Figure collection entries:
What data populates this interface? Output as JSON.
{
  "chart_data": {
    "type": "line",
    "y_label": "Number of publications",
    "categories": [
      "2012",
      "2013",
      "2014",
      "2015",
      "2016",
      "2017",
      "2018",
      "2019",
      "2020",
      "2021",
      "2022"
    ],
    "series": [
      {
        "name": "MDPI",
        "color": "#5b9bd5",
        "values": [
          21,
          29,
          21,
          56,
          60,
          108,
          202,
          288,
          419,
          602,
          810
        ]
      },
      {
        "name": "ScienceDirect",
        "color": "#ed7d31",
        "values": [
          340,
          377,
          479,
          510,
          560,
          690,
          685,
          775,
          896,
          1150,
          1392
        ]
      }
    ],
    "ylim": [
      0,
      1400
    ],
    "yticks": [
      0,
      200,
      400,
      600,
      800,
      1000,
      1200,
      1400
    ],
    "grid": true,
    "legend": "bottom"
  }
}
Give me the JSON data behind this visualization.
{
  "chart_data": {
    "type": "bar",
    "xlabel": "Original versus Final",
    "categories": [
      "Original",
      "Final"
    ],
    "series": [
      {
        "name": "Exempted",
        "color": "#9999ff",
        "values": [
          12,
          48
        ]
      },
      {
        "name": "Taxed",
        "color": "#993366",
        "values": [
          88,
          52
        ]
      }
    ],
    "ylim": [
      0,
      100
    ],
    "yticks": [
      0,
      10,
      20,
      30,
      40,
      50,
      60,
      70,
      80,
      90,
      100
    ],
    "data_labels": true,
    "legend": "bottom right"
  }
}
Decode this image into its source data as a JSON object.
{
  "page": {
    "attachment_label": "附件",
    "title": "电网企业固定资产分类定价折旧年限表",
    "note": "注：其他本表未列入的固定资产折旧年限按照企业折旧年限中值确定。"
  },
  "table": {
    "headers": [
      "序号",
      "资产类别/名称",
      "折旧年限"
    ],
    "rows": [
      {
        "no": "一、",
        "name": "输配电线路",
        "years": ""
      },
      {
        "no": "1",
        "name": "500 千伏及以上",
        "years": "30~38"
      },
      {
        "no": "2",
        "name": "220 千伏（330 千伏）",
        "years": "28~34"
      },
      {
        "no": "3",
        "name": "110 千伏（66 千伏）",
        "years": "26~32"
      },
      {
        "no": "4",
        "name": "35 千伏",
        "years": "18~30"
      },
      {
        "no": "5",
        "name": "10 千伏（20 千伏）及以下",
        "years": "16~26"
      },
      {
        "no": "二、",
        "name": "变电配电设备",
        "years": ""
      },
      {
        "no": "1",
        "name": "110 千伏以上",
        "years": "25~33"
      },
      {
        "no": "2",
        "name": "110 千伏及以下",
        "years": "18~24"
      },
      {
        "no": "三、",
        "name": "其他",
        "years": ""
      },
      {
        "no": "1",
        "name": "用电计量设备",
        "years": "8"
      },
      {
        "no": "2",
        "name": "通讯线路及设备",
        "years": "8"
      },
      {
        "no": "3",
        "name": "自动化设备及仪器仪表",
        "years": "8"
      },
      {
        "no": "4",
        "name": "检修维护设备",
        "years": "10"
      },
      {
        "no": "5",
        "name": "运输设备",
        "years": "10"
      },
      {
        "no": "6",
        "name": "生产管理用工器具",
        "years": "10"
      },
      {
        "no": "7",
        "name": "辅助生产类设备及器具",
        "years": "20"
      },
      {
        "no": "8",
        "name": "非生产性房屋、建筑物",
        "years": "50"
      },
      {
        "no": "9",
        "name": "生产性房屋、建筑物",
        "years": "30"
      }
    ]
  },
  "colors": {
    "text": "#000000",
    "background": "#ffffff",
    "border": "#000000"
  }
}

PROBLEM TO SOLVE>
Only lines holding the string "Original" are wanted; gather each one from the entries above.

RESPONSE BELOW>
    "xlabel": "Original versus Final",
      "Original",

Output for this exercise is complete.